Page text:
## BEGIN

# Benches



## Gixxerjoe04 (Feb 3, 2016)

Finally finished some benches I've been workin on for a few weeks, the finish won't be cured for another week which is annoying. Anyways, used plans from the wood whisperer and made from white oak. I used my domino for all the joinery, Id probably still be working on it if it weren't for it haha.

Reactions: Like 6 | Way Cool 9


----------



## ironman123 (Feb 3, 2016)

Those are nice.

Reactions: Thank You! 1


----------



## Mike1950 (Feb 3, 2016)

Very nice

Reactions: Thank You! 1


----------



## Kevin (Feb 3, 2016)

Darn fine work Joe they look great!

Reactions: Thank You! 1 | Agree 1


----------



## Chris S. (Feb 11, 2016)

Nice looking bench. Looks like that will stand up to years of use. Client has to be very happy with them.


----------



## Nature Man (Feb 11, 2016)

Great craftsmanship! So practical. Chuck


----------



## barry richardson (Feb 12, 2016)

Nice! I can see where the domino would be a real time saver on those.


----------



## Gixxerjoe04 (Feb 12, 2016)

Thanks everyone, they're going to their final resting spot today, the finish said it needed 2 weeks to cure so I let it sit for 2 weeks, didn't want to risk ruining it. Not gonna lie, nervous about the floor being flat and them sitting perfect haha. I put some non slip pads on the feet so they won't have a chance of sliding around on tile.

## END

Extracted data:
## BEGIN

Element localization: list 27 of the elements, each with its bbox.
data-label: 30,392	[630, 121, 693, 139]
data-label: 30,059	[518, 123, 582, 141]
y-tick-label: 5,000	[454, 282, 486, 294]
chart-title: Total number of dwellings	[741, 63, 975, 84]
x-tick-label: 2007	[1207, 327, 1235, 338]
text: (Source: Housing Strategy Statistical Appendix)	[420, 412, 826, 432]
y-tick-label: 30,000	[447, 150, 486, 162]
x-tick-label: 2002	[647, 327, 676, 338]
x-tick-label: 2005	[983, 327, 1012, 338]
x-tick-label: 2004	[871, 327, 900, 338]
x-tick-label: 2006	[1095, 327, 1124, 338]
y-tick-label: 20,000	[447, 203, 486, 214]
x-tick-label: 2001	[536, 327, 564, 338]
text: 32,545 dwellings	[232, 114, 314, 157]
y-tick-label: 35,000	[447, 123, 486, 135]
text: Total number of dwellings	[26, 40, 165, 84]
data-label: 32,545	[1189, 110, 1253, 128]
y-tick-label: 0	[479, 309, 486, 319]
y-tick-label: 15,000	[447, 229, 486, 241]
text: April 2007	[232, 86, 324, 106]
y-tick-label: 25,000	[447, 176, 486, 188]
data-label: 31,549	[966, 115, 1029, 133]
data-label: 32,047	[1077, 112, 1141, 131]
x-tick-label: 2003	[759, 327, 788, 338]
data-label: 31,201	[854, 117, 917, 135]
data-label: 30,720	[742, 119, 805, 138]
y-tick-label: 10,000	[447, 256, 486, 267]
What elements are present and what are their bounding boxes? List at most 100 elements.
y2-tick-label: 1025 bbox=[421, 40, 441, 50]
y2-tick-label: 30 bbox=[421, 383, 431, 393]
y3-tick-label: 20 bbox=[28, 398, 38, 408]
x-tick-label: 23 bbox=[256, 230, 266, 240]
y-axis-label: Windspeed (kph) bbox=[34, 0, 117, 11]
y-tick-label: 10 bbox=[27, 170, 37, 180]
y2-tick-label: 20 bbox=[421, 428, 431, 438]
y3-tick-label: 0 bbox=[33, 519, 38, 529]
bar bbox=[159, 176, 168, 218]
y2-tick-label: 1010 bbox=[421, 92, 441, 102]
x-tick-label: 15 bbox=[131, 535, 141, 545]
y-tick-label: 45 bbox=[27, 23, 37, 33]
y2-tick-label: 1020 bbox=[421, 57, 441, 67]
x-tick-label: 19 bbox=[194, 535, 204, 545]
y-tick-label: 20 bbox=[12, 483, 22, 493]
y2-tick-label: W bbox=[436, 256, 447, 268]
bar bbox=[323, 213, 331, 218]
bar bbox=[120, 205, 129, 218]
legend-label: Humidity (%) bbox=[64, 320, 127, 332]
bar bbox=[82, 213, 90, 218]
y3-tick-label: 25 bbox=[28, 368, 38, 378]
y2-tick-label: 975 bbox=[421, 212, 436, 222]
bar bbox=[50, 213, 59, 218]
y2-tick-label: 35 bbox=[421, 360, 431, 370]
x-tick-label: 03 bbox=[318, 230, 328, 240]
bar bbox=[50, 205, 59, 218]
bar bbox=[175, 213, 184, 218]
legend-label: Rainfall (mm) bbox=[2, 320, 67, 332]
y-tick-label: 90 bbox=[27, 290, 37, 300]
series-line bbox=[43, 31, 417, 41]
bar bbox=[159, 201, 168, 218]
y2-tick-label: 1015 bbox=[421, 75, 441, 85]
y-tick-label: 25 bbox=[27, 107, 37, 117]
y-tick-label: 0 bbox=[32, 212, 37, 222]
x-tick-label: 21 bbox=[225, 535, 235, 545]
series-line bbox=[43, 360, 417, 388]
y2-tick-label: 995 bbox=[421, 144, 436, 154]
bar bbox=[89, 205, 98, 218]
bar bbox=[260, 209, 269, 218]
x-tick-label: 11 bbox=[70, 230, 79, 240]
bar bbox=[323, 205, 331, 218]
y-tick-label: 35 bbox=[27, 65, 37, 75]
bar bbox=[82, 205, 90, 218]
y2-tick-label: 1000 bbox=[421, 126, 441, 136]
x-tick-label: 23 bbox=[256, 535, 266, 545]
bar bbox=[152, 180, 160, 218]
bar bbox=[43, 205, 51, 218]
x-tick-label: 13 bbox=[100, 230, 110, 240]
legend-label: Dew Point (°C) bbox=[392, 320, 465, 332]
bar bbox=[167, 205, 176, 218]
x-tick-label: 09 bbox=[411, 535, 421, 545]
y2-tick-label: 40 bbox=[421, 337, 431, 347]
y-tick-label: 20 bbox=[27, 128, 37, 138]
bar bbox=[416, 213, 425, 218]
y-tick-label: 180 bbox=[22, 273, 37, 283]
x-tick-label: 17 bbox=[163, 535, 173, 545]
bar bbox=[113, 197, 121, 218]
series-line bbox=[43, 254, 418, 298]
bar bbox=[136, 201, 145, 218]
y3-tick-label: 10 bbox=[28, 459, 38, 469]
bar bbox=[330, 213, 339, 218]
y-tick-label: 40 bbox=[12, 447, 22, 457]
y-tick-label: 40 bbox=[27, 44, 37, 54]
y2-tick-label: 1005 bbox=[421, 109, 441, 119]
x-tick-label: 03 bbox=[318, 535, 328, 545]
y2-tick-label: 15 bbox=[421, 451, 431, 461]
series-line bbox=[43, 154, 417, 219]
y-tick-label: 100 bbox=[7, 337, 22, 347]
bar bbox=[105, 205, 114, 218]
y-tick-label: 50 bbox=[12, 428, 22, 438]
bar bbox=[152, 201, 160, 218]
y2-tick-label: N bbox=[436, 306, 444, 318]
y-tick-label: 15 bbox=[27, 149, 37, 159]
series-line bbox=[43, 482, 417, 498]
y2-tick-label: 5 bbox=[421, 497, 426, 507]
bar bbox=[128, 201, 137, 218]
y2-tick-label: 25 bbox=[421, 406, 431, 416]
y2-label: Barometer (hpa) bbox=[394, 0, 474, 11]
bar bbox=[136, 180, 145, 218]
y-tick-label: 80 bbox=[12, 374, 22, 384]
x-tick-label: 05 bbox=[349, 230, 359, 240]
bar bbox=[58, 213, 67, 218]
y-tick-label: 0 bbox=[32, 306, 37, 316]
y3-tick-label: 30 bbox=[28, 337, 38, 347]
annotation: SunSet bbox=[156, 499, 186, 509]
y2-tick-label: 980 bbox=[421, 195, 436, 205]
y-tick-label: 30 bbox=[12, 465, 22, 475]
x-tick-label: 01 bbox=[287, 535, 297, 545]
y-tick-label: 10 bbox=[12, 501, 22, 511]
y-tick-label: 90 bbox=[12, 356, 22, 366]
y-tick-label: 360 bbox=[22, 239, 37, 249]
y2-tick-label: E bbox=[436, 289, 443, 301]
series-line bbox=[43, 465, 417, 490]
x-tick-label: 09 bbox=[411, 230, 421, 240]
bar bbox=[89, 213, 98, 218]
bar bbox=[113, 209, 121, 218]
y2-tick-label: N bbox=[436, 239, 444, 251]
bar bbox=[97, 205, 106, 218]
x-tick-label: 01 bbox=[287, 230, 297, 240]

## END

Challenge A: Reproduce the forum thread about the benches from "Finally finished some" up to and including "for it haha.".
Challenge B: In the forum thread about the benches, what wood were the benches made from?
Challenge C: Extend the forum thread about the benches past its last post.

Task output A:
Finally finished some benches I've been workin on for a few weeks, the finish won't be cured for another week which is annoying. Anyways, used plans from the wood whisperer and made from white oak. I used my domino for all the joinery, Id probably still be working on it if it weren't for it haha.

Task output B: White oak.

Task output C:
----------



## NYWoodturner (Feb 12, 2016)

Damn nice work Joe! Those are sharp.

Reactions: Thank You! 1


----------



## djg (Feb 14, 2016)

As everyone said, very nice.
What finish did you use that takes two weeks to cure? For outdoor use?


----------



## Gixxerjoe04 (Feb 14, 2016)

djg said:


> As everyone said, very nice.
> What finish did you use that takes two weeks to cure? For outdoor use?


I used system 3 marine varnish. They aren't going outside but inside a locker room at a gym, so needed a good waterproof finish, probably could have got away with something different but when Charles Neil tells you what's good, you listen haha.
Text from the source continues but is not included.